*Tasks to complete:*
**a)** Decide whether each statement agrees with the network address translation passage below, answering yes or no and quoting the words that settle it: (i) NAT lets internal clients with nonroutable addresses still reach Internet resources; (ii) RFC 1918 reserves four ranges of private IP addresses; (iii) NAT allows external hosts to open connections to internal clients whether or not an internal client requested the traffic.
**b)** Extend the passage on network address translation below, picking up after its final sentence.

*Document section:*
[start]

Port Address Translation (PAT) Most home networks using DSL or cable modems use this type of NAT.
NAT is a feature of many routers, firewalls, and proxies. NAT has several benefits, one of which is its ability to hide the IP address and network design of the internal network. The ability to hide the internal network from the Internet reduces the risk of intruders gleaning information about the network and exploiting that information to gain access. If an intruder does not know the structure of a network, the network layout, the names and IP address of systems, and so on, it is very difficult to gain access to that network. NAT enables internal clients to use nonroutable IP addresses, such as the private IP addresses defined in RFC 1918, but still enables them to access Internet resources. The three ranges of IP addresses RFC 1918 reserved includes:
10.0.0.0 - 10.255.255.255 (10/8 prefix)
172.16.0.0 - 172.31.255.255 (172.16/12 prefix)
192.168.0.0 - 192.168.255.255 (192.168/16 prefix)
NAT can be used when there are many internal private IP addresses and there are only a few public IP addresses available to the organization. In this situation, the company can share the few public IP addresses among all the internal clients. NAT can also aid in security as outsiders cannot directly see internal IP addresses. Finally, NAT restricts traffic flow so that only traffic requested or initiated by an internal client can cross the NAT system from external networks.

[end]

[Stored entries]
[start]

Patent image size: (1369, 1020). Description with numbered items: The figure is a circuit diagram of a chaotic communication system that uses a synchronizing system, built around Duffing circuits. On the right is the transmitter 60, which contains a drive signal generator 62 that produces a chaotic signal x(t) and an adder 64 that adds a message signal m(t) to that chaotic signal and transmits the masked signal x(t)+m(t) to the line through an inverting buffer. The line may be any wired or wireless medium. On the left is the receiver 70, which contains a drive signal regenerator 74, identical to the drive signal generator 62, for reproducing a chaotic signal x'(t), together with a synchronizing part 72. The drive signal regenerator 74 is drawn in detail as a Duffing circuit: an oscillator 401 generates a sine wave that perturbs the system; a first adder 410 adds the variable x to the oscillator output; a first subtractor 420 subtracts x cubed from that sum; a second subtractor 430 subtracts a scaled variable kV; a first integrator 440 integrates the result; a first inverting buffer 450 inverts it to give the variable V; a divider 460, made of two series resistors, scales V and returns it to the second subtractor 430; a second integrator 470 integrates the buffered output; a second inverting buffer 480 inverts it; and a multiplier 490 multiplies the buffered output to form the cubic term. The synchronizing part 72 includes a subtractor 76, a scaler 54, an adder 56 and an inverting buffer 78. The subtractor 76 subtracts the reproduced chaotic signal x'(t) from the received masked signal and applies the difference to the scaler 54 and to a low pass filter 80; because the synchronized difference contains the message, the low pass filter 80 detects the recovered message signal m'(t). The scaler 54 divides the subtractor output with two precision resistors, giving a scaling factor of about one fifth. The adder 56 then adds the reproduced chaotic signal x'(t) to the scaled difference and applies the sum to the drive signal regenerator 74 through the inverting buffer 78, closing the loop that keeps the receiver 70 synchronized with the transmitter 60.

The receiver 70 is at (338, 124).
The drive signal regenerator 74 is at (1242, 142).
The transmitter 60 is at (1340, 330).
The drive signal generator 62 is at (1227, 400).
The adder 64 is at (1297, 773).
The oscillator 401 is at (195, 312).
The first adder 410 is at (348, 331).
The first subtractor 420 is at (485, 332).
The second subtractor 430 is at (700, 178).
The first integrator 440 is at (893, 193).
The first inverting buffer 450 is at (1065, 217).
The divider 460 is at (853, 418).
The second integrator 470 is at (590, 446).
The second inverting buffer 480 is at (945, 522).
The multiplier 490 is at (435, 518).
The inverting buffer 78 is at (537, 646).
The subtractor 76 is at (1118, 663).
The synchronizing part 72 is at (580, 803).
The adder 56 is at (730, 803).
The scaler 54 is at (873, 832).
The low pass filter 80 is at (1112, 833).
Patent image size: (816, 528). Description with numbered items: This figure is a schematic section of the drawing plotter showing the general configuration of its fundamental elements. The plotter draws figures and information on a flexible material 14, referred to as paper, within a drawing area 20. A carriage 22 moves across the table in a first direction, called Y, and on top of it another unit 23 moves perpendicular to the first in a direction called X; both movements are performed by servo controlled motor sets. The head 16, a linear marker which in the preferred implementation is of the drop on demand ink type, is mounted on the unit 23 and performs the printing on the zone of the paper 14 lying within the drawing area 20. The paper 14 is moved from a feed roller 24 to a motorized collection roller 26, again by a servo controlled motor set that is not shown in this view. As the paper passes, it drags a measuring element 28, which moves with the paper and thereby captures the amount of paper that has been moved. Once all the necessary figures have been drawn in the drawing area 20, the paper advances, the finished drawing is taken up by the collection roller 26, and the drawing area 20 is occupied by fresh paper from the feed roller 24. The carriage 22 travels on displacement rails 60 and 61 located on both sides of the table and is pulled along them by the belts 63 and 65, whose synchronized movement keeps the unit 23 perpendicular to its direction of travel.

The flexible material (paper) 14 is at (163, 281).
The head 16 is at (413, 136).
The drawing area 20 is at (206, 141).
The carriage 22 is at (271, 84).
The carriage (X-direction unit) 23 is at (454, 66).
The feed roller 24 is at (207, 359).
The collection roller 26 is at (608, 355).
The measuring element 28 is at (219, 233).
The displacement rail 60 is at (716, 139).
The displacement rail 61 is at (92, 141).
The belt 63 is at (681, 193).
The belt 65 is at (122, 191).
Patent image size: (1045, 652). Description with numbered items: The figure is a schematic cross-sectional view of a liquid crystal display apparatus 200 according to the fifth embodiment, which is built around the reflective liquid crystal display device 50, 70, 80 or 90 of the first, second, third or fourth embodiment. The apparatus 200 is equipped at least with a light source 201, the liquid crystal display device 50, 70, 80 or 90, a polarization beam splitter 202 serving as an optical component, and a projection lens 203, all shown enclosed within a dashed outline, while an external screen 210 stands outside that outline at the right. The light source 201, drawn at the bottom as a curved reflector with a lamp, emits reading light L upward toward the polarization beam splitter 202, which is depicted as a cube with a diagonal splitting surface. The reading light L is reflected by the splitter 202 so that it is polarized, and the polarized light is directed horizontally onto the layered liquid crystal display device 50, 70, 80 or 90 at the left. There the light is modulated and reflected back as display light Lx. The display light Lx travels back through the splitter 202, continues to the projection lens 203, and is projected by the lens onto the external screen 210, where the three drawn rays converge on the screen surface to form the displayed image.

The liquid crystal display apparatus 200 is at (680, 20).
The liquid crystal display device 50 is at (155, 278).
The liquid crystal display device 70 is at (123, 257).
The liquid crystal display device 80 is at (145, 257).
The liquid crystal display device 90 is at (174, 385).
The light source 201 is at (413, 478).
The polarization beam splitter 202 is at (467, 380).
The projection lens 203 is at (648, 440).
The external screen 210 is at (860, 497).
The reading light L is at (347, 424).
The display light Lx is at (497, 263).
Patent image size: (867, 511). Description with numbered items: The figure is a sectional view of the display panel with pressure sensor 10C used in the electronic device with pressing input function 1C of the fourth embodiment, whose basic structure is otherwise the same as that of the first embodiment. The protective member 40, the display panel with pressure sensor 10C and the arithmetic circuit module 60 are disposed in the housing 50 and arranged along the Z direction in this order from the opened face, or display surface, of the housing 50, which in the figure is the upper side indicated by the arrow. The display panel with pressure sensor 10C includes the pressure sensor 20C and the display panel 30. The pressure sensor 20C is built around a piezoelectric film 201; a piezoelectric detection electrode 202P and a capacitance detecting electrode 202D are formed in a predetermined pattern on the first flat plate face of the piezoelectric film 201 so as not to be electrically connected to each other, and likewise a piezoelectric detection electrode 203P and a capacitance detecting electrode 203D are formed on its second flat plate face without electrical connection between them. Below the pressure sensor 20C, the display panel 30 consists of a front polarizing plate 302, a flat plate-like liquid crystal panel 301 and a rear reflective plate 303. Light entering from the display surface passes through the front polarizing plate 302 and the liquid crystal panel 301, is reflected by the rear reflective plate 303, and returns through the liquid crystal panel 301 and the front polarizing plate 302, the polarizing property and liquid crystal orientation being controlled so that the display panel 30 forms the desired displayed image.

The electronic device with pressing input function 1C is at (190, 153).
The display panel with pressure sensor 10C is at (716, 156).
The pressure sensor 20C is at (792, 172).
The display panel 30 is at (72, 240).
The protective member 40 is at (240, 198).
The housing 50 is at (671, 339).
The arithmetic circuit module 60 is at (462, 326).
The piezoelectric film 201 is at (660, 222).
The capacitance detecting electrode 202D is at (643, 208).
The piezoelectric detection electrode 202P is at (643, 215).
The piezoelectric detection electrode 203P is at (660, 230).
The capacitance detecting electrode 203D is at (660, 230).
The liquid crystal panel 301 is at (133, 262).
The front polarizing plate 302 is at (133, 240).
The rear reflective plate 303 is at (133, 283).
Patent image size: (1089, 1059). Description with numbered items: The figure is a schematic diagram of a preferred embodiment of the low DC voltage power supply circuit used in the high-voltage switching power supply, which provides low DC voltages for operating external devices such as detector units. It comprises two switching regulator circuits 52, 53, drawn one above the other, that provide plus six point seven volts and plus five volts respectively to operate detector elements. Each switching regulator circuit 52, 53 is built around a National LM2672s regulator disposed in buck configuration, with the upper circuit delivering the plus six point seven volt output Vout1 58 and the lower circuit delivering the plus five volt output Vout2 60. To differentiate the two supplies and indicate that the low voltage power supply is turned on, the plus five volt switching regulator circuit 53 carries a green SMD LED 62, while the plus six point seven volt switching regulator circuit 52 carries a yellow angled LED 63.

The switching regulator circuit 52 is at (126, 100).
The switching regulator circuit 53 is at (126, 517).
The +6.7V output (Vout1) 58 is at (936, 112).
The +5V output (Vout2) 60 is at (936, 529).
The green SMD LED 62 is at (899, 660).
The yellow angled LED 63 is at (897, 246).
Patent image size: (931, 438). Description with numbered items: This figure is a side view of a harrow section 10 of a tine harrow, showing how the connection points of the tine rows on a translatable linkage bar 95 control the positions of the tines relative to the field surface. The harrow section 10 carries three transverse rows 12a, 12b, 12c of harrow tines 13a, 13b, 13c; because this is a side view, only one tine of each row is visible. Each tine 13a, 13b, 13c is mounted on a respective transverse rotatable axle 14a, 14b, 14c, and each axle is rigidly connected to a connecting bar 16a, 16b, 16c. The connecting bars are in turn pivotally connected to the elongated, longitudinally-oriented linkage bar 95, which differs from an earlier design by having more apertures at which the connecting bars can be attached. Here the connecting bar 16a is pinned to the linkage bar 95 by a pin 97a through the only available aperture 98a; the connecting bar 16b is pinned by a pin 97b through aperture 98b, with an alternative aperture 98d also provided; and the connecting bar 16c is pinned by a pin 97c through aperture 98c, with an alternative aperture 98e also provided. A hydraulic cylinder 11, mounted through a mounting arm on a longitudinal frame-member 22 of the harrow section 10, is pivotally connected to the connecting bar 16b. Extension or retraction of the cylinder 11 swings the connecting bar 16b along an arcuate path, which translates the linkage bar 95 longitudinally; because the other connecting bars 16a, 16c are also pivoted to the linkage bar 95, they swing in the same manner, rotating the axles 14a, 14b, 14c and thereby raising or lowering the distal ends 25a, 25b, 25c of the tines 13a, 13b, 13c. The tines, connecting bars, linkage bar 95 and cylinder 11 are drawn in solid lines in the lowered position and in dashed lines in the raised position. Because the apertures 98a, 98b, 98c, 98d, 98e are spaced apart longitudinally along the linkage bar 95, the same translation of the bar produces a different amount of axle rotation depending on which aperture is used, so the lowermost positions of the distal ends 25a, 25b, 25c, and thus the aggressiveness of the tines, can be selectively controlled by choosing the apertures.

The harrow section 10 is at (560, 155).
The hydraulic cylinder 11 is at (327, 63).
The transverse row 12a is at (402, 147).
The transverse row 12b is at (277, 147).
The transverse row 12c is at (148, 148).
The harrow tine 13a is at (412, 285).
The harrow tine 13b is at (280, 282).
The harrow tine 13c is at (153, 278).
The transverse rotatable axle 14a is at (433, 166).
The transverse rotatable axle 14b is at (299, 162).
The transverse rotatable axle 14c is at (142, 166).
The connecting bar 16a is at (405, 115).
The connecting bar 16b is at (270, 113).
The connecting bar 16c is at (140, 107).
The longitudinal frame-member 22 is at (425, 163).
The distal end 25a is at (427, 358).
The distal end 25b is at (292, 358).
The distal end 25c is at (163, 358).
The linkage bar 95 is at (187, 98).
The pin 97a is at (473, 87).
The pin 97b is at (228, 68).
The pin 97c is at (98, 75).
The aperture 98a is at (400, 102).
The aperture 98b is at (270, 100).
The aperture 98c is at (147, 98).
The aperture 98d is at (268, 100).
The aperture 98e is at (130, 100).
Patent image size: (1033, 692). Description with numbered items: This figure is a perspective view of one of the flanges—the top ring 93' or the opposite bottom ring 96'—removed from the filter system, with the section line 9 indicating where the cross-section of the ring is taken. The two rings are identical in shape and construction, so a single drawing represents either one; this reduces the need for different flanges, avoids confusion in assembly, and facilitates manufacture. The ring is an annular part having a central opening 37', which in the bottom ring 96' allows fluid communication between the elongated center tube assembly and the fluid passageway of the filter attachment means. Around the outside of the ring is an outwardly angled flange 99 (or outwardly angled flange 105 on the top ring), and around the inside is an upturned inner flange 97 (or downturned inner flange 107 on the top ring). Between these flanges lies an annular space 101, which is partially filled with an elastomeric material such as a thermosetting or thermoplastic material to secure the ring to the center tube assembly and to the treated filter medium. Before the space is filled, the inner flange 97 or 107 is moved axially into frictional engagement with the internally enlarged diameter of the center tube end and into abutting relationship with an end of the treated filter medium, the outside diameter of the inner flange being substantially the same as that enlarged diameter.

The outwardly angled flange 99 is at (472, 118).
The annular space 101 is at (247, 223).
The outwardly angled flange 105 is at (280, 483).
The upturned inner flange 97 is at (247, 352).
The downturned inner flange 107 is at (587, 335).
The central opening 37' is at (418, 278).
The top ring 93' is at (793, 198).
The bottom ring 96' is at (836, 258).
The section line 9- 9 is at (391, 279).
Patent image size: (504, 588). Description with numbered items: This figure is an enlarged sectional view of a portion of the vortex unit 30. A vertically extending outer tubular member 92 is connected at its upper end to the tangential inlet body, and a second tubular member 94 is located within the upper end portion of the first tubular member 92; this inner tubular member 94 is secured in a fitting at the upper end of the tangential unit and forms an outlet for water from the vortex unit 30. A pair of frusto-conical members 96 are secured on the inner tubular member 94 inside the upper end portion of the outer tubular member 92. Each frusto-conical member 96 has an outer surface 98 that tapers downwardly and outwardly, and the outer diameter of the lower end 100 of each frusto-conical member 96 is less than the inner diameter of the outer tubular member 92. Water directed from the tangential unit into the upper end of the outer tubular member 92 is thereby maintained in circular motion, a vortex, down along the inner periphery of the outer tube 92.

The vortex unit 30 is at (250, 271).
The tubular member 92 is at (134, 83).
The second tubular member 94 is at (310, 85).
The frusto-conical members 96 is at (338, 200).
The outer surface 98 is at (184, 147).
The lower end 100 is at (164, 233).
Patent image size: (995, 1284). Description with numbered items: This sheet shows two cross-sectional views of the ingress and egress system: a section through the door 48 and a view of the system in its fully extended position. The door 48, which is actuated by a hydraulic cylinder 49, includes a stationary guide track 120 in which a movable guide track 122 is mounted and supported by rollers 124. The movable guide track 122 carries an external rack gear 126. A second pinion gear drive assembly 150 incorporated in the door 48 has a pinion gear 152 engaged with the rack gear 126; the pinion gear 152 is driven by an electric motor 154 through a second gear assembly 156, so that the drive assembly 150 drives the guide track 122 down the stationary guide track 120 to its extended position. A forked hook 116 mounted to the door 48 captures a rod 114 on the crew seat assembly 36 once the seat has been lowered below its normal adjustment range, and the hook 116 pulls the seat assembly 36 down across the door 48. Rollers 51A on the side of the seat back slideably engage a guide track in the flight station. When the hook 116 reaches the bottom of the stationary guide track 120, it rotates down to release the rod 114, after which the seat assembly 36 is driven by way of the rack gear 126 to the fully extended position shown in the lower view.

[end]

*Expected results:*
**a)**
(i) Yes: "NAT enables internal clients to use nonroutable IP addresses, such as the private IP addresses defined in RFC 1918, but still enables them to access Internet resources."
(ii) No: "The three ranges of IP addresses RFC 1918 reserved includes:"
(iii) No: "NAT restricts traffic flow so that only traffic requested or initiated by an internal client can cross the NAT system from external networks."

**b)**
When using NAT, the internal addresses are reassigned to private IP addresses and the internal network is identified on the NAT host system. Once NAT is configured, external malicious users are only able to access the IP address of the NAT host that is directly connected to the Internet, but they are not able to “see” any of the internal computers that go through the NAT host to access the Internet.
Damage and Defense
Deploying a NAT Solution
NAT is relatively easy to implement, and there are several ways to do so. Many broadband hardware devices (cable and DSL modems) are called cable/DSL “routers,” because they allow you to connect multiple computers. However, they are actually combination modem/NAT devices rather than routers, because they require only one external (public) IP address. You can also buy NAT devices that attach your basic cable or DSL modem to the internal network. Alternatively, the computer that is directly connected to a broadband modem can use NAT software to act as the NAT device itself. This can be an add-on software program or the NAT software that is built into some OSes. For example, Windows XP and Vista include a fully configurable NAT as part of its routing and remote access services. Even older versions of Microsoft products such as Windows 98SE, Me, and 2000 Professional include a “lite” version of NAT called Internet connection sharing (ICS).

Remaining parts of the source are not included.